## MATERIAL FOR THIS TASK
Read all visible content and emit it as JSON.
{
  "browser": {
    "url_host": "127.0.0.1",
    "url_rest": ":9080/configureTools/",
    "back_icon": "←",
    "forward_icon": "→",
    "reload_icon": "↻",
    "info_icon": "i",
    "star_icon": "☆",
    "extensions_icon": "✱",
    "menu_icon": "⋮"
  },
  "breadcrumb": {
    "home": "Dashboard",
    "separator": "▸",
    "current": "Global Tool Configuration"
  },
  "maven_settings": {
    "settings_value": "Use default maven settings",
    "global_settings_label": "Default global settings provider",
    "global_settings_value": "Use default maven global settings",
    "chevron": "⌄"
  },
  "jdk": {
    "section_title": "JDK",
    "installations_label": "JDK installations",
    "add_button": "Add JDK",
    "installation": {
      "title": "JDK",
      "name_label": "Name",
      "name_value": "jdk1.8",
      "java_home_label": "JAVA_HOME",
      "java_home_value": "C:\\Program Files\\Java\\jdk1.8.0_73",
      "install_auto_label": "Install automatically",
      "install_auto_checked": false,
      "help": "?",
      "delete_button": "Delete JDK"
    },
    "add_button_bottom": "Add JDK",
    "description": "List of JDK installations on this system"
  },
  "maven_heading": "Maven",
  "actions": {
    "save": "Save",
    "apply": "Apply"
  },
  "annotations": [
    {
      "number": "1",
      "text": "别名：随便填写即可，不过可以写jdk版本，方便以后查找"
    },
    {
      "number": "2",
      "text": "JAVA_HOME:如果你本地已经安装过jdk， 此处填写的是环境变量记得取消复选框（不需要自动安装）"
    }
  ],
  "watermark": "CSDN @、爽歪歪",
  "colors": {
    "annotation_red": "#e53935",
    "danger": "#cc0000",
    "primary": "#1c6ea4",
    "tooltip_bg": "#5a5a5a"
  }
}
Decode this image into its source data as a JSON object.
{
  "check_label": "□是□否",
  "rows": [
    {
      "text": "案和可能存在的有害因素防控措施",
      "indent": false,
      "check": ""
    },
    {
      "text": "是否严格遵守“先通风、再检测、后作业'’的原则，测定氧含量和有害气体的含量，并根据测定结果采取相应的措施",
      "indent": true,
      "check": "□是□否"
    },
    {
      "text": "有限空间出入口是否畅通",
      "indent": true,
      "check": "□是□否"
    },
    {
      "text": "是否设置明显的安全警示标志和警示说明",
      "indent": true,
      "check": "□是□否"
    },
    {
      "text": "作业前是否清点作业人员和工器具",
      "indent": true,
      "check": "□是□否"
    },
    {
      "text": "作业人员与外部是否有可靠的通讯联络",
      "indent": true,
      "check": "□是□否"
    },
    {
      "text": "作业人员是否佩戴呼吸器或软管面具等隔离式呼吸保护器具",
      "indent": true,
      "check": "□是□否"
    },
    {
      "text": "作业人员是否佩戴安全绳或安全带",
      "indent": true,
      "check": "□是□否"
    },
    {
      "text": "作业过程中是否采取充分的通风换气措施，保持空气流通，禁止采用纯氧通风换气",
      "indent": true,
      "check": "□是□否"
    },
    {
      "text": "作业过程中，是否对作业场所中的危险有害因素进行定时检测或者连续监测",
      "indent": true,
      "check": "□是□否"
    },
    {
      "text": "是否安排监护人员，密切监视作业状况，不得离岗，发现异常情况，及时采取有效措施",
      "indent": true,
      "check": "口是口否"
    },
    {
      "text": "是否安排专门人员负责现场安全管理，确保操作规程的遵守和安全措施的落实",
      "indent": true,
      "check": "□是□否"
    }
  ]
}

## BRIEF
Transcribe the material exactly as it reads.

## SOLUTION TO THIS PROBLEM
Read all visible content and emit it as JSON.
{
  "browser": {
    "url_host": "127.0.0.1",
    "url_rest": ":9080/configureTools/",
    "back_icon": "←",
    "forward_icon": "→",
    "reload_icon": "↻",
    "info_icon": "i",
    "star_icon": "☆",
    "extensions_icon": "✱",
    "menu_icon": "⋮"
  },
  "breadcrumb": {
    "home": "Dashboard",
    "separator": "▸",
    "current": "Global Tool Configuration"
  },
  "maven_settings": {
    "settings_value": "Use default maven settings",
    "global_settings_label": "Default global settings provider",
    "global_settings_value": "Use default maven global settings",
    "chevron": "⌄"
  },
  "jdk": {
    "section_title": "JDK",
    "installations_label": "JDK installations",
    "add_button": "Add JDK",
    "installation": {
      "title": "JDK",
      "name_label": "Name",
      "name_value": "jdk1.8",
      "java_home_label": "JAVA_HOME",
      "java_home_value": "C:\\Program Files\\Java\\jdk1.8.0_73",
      "install_auto_label": "Install automatically",
      "install_auto_checked": false,
      "help": "?",
      "delete_button": "Delete JDK"
    },
    "add_button_bottom": "Add JDK",
    "description": "List of JDK installations on this system"
  },
  "maven_heading": "Maven",
  "actions": {
    "save": "Save",
    "apply": "Apply"
  },
  "annotations": [
    {
      "number": "1",
      "text": "别名：随便填写即可，不过可以写jdk版本，方便以后查找"
    },
    {
      "number": "2",
      "text": "JAVA_HOME:如果你本地已经安装过jdk， 此处填写的是环境变量记得取消复选框（不需要自动安装）"
    }
  ],
  "watermark": "CSDN @、爽歪歪",
  "colors": {
    "annotation_red": "#e53935",
    "danger": "#cc0000",
    "primary": "#1c6ea4",
    "tooltip_bg": "#5a5a5a"
  }
}
Decode this image into its source data as a JSON object.
{
  "check_label": "□是□否",
  "rows": [
    {
      "text": "案和可能存在的有害因素防控措施",
      "indent": false,
      "check": ""
    },
    {
      "text": "是否严格遵守“先通风、再检测、后作业'’的原则，测定氧含量和有害气体的含量，并根据测定结果采取相应的措施",
      "indent": true,
      "check": "□是□否"
    },
    {
      "text": "有限空间出入口是否畅通",
      "indent": true,
      "check": "□是□否"
    },
    {
      "text": "是否设置明显的安全警示标志和警示说明",
      "indent": true,
      "check": "□是□否"
    },
    {
      "text": "作业前是否清点作业人员和工器具",
      "indent": true,
      "check": "□是□否"
    },
    {
      "text": "作业人员与外部是否有可靠的通讯联络",
      "indent": true,
      "check": "□是□否"
    },
    {
      "text": "作业人员是否佩戴呼吸器或软管面具等隔离式呼吸保护器具",
      "indent": true,
      "check": "□是□否"
    },
    {
      "text": "作业人员是否佩戴安全绳或安全带",
      "indent": true,
      "check": "□是□否"
    },
    {
      "text": "作业过程中是否采取充分的通风换气措施，保持空气流通，禁止采用纯氧通风换气",
      "indent": true,
      "check": "□是□否"
    },
    {
      "text": "作业过程中，是否对作业场所中的危险有害因素进行定时检测或者连续监测",
      "indent": true,
      "check": "□是□否"
    },
    {
      "text": "是否安排监护人员，密切监视作业状况，不得离岗，发现异常情况，及时采取有效措施",
      "indent": true,
      "check": "口是口否"
    },
    {
      "text": "是否安排专门人员负责现场安全管理，确保操作规程的遵守和安全措施的落实",
      "indent": true,
      "check": "□是□否"
    }
  ]
}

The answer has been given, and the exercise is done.